▸ **What you should do**: Give the number of lines containing the word "prod", and nothing else.

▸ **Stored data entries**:
# # # # #

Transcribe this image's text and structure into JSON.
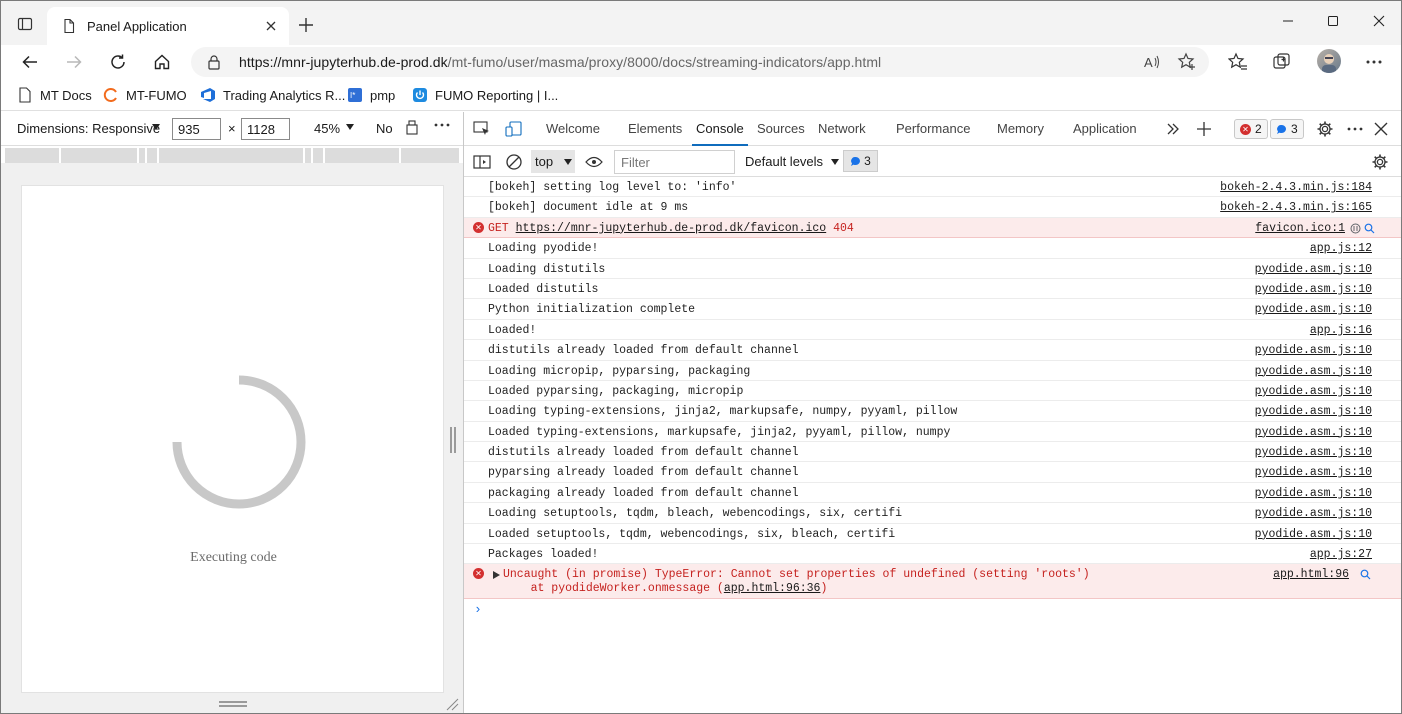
{
  "browser": {
    "tab_title": "Panel Application",
    "url_host": "https://mnr-jupyterhub.de-prod.dk",
    "url_path": "/mt-fumo/user/masma/proxy/8000/docs/streaming-indicators/app.html"
  },
  "favorites": [
    {
      "label": "MT Docs",
      "icon": "document-icon"
    },
    {
      "label": "MT-FUMO",
      "icon": "circle-logo-icon"
    },
    {
      "label": "Trading Analytics R...",
      "icon": "azure-devops-icon"
    },
    {
      "label": "pmp",
      "icon": "pmp-logo-icon"
    },
    {
      "label": "FUMO Reporting | I...",
      "icon": "power-icon"
    }
  ],
  "device_toolbar": {
    "dimensions_label": "Dimensions: Responsive",
    "width": "935",
    "times": "×",
    "height": "1128",
    "zoom": "45%",
    "throttle": "No"
  },
  "viewport": {
    "status_text": "Executing code"
  },
  "devtools": {
    "tabs": [
      "Welcome",
      "Elements",
      "Console",
      "Sources",
      "Network",
      "Performance",
      "Memory",
      "Application"
    ],
    "active_tab": "Console",
    "error_count": "2",
    "message_count": "3"
  },
  "console_toolbar": {
    "context": "top",
    "filter_placeholder": "Filter",
    "levels": "Default levels",
    "badge_count": "3"
  },
  "console": {
    "rows": [
      {
        "msg": "[bokeh] setting log level to: 'info'",
        "src": "bokeh-2.4.3.min.js:184"
      },
      {
        "msg": "[bokeh] document idle at 9 ms",
        "src": "bokeh-2.4.3.min.js:165"
      },
      {
        "msg": "Loading pyodide!",
        "src": "app.js:12"
      },
      {
        "msg": "Loading distutils",
        "src": "pyodide.asm.js:10"
      },
      {
        "msg": "Loaded distutils",
        "src": "pyodide.asm.js:10"
      },
      {
        "msg": "Python initialization complete",
        "src": "pyodide.asm.js:10"
      },
      {
        "msg": "Loaded!",
        "src": "app.js:16"
      },
      {
        "msg": "distutils already loaded from default channel",
        "src": "pyodide.asm.js:10"
      },
      {
        "msg": "Loading micropip, pyparsing, packaging",
        "src": "pyodide.asm.js:10"
      },
      {
        "msg": "Loaded pyparsing, packaging, micropip",
        "src": "pyodide.asm.js:10"
      },
      {
        "msg": "Loading typing-extensions, jinja2, markupsafe, numpy, pyyaml, pillow",
        "src": "pyodide.asm.js:10"
      },
      {
        "msg": "Loaded typing-extensions, markupsafe, jinja2, pyyaml, pillow, numpy",
        "src": "pyodide.asm.js:10"
      },
      {
        "msg": "distutils already loaded from default channel",
        "src": "pyodide.asm.js:10"
      },
      {
        "msg": "pyparsing already loaded from default channel",
        "src": "pyodide.asm.js:10"
      },
      {
        "msg": "packaging already loaded from default channel",
        "src": "pyodide.asm.js:10"
      },
      {
        "msg": "Loading setuptools, tqdm, bleach, webencodings, six, certifi",
        "src": "pyodide.asm.js:10"
      },
      {
        "msg": "Loaded setuptools, tqdm, webencodings, six, bleach, certifi",
        "src": "pyodide.asm.js:10"
      },
      {
        "msg": "Packages loaded!",
        "src": "app.js:27"
      }
    ],
    "error_get": {
      "method": "GET",
      "url": "https://mnr-jupyterhub.de-prod.dk/favicon.ico",
      "status": "404",
      "src": "favicon.ico:1"
    },
    "error_uncaught": {
      "msg": "Uncaught (in promise) TypeError: Cannot set properties of undefined (setting 'roots')",
      "stack_prefix": "    at pyodideWorker.onmessage (",
      "stack_link": "app.html:96:36",
      "stack_suffix": ")",
      "src": "app.html:96"
    },
    "prompt": "›"
  },
  "colors": {
    "accent": "#0f6cbd",
    "error": "#d32f2f",
    "error_bg": "#fcebeb"
  }
}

# # # # #

▸ **Result of the task**: 2